* _Set exercise_:
Go through the records below line by line, counting those that contain the word "وتهذيب"; answer with the count only.

— begin Task material —

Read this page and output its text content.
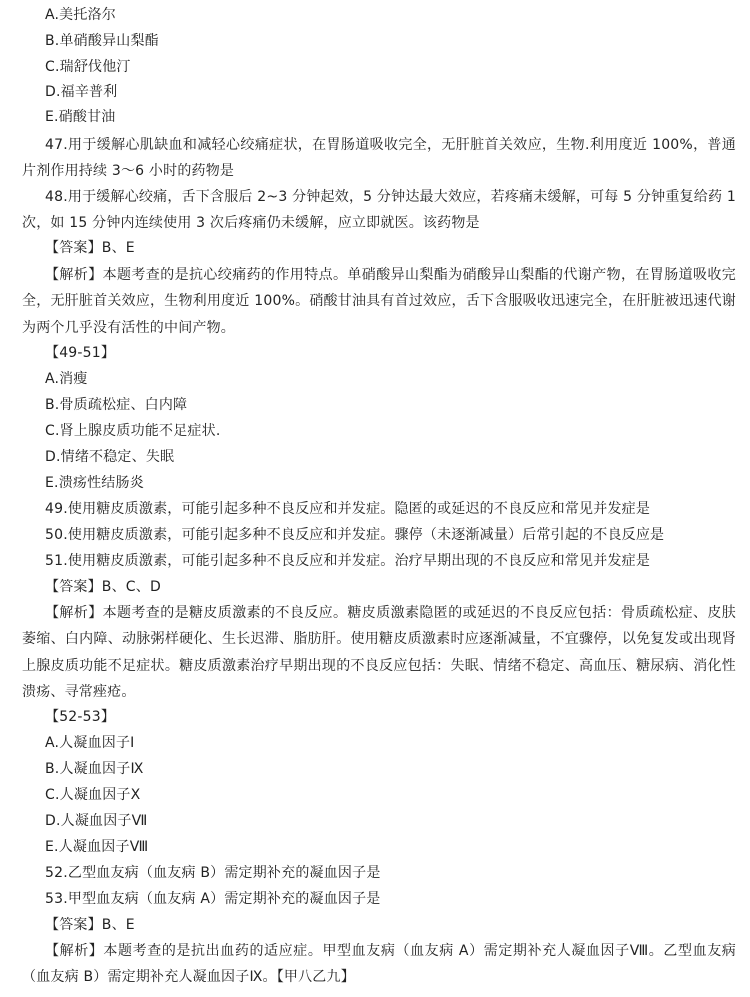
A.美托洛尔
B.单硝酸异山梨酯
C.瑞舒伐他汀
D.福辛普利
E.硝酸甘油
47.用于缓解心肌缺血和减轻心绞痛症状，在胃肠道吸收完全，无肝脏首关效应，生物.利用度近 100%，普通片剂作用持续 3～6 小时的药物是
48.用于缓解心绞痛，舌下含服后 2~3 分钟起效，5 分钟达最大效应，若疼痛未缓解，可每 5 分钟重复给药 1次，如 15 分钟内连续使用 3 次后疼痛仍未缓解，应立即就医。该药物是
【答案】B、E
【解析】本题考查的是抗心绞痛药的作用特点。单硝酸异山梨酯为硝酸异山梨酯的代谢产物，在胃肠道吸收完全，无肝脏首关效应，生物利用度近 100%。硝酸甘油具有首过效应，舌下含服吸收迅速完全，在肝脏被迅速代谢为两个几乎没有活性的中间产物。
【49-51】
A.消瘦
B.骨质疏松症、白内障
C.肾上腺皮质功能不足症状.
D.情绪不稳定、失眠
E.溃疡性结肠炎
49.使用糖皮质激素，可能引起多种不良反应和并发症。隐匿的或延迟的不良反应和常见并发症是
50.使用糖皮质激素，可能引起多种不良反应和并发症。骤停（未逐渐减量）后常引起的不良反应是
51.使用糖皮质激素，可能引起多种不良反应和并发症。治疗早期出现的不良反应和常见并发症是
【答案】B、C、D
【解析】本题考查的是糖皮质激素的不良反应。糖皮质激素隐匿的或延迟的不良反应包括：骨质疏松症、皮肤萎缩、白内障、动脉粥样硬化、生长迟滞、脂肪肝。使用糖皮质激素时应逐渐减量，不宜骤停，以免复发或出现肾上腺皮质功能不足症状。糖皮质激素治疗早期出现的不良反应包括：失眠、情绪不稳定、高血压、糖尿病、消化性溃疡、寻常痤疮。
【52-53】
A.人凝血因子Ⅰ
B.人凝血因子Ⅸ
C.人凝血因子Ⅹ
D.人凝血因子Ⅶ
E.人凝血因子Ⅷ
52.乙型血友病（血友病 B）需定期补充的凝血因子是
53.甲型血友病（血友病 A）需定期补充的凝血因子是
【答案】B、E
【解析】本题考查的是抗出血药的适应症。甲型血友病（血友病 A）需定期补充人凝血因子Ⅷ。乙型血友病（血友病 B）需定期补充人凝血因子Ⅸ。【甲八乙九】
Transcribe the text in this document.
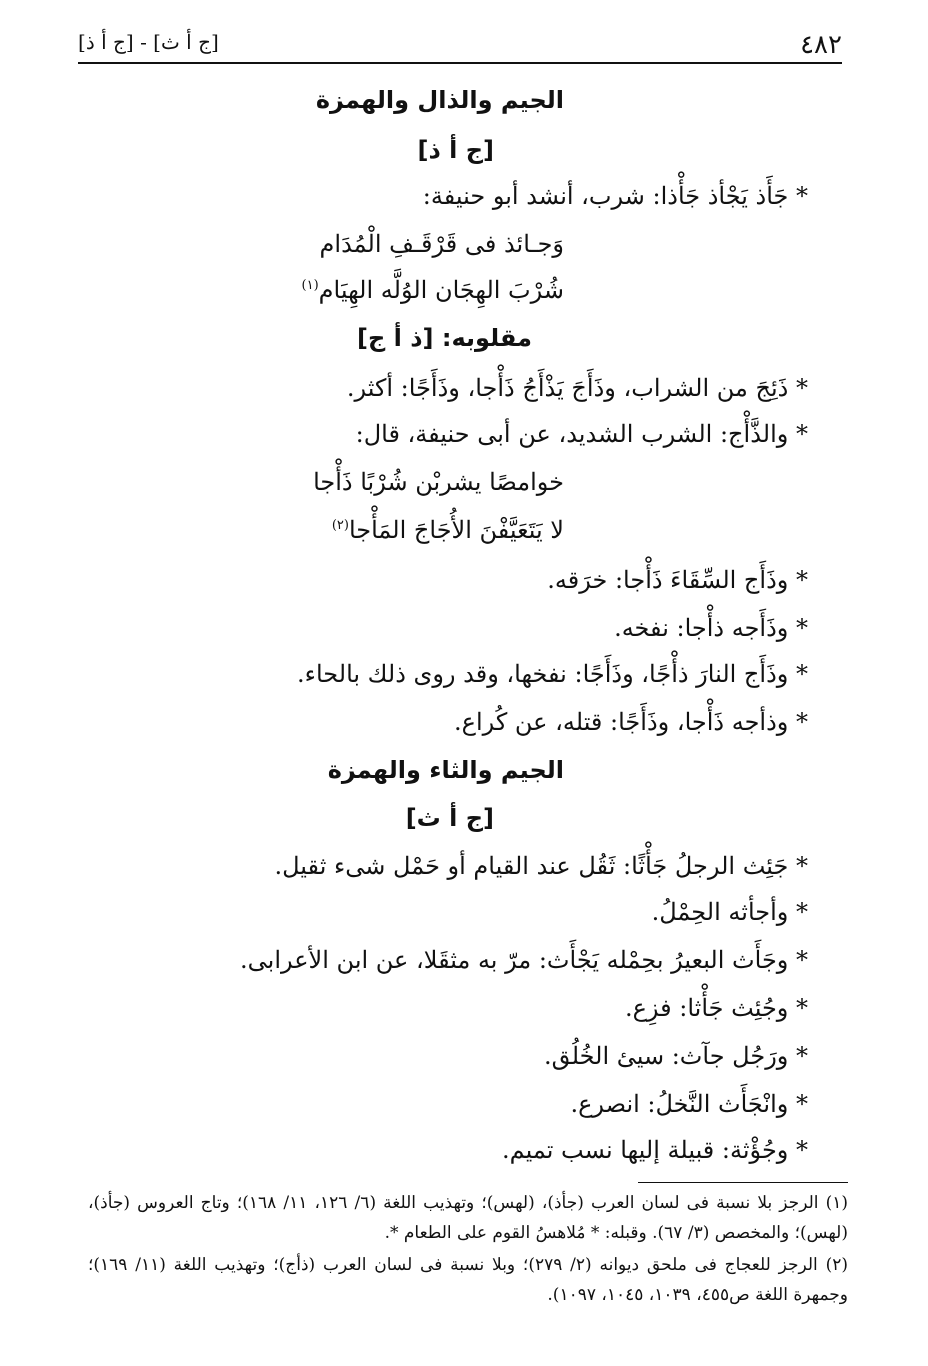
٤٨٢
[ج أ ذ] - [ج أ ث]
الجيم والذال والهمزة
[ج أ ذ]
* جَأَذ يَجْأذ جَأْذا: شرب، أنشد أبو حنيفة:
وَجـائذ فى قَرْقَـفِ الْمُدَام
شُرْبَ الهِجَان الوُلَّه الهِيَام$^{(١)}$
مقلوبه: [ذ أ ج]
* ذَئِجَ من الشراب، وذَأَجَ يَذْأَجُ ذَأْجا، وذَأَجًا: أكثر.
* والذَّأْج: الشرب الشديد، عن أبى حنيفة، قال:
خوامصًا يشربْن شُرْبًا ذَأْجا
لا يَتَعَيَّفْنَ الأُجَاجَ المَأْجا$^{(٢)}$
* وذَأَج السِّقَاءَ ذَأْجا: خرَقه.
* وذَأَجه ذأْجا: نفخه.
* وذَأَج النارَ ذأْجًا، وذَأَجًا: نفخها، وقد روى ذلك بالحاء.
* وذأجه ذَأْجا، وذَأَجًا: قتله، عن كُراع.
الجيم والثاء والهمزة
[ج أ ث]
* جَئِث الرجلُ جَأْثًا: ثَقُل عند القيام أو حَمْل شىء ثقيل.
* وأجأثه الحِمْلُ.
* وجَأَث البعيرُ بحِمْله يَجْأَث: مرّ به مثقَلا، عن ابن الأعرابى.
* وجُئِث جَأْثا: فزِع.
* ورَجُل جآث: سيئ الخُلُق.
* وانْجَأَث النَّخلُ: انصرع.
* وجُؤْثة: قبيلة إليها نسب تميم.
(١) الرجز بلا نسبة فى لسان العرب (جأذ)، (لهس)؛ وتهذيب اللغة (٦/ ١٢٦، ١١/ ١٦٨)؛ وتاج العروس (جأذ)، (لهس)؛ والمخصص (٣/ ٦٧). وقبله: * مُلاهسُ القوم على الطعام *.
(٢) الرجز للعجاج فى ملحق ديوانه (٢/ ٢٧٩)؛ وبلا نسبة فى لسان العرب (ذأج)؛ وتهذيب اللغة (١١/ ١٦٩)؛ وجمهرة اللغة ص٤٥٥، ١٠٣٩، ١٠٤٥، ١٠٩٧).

— end Task material —
— begin Task material —

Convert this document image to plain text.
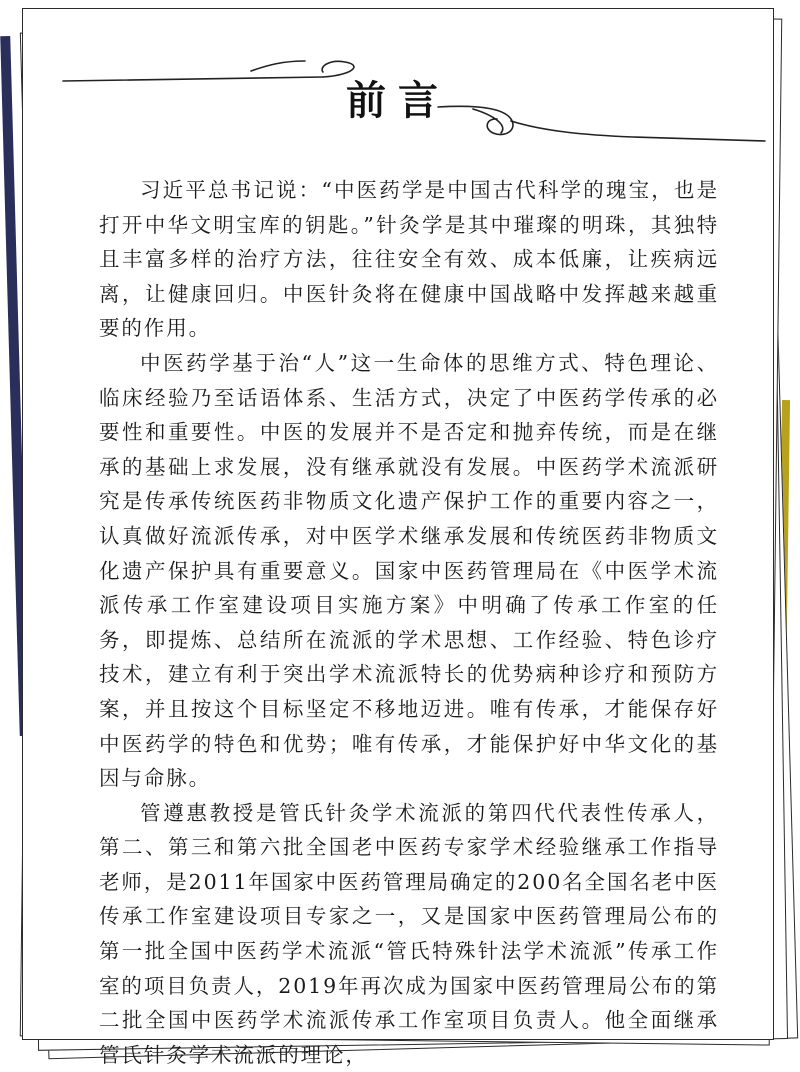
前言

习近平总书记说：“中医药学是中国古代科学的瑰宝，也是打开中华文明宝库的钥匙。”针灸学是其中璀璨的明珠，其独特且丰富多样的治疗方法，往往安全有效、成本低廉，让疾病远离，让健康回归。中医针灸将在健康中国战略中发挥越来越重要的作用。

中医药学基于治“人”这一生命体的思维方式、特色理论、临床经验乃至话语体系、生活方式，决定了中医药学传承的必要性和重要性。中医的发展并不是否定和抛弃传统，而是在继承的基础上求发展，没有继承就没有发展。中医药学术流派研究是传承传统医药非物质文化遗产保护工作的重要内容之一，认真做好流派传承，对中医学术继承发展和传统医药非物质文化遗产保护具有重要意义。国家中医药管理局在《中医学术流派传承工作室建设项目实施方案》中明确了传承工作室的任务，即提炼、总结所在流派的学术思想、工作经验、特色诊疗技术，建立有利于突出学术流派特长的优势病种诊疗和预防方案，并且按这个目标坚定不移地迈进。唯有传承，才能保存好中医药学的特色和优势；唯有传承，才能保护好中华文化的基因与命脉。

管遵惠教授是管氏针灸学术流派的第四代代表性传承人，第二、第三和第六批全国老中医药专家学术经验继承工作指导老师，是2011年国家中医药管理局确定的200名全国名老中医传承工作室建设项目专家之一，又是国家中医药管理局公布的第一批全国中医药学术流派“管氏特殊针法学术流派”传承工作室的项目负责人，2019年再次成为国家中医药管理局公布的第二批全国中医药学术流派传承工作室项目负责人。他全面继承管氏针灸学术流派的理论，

— end Task material —
— begin Task material —

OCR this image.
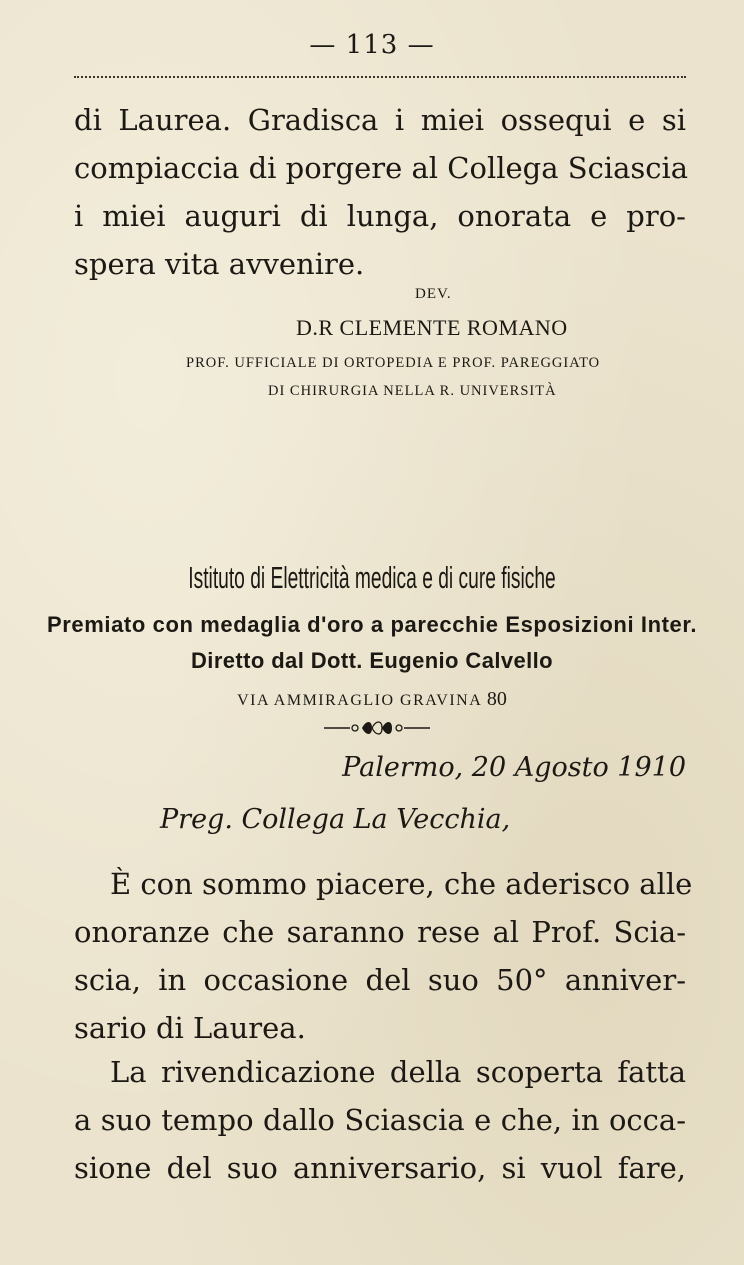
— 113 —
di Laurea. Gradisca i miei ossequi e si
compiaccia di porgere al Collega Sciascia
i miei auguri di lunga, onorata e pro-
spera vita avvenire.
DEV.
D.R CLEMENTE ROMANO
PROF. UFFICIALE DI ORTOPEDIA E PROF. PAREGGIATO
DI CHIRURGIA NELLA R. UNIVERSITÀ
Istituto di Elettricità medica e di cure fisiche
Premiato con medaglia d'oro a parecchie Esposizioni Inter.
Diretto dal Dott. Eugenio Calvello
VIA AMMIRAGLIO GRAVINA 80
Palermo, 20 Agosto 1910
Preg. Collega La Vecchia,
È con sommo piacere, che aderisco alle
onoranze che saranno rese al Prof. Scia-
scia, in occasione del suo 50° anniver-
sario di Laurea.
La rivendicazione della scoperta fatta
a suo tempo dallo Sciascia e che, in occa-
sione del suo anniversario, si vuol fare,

— end Task material —

* _Solution for this task_:
2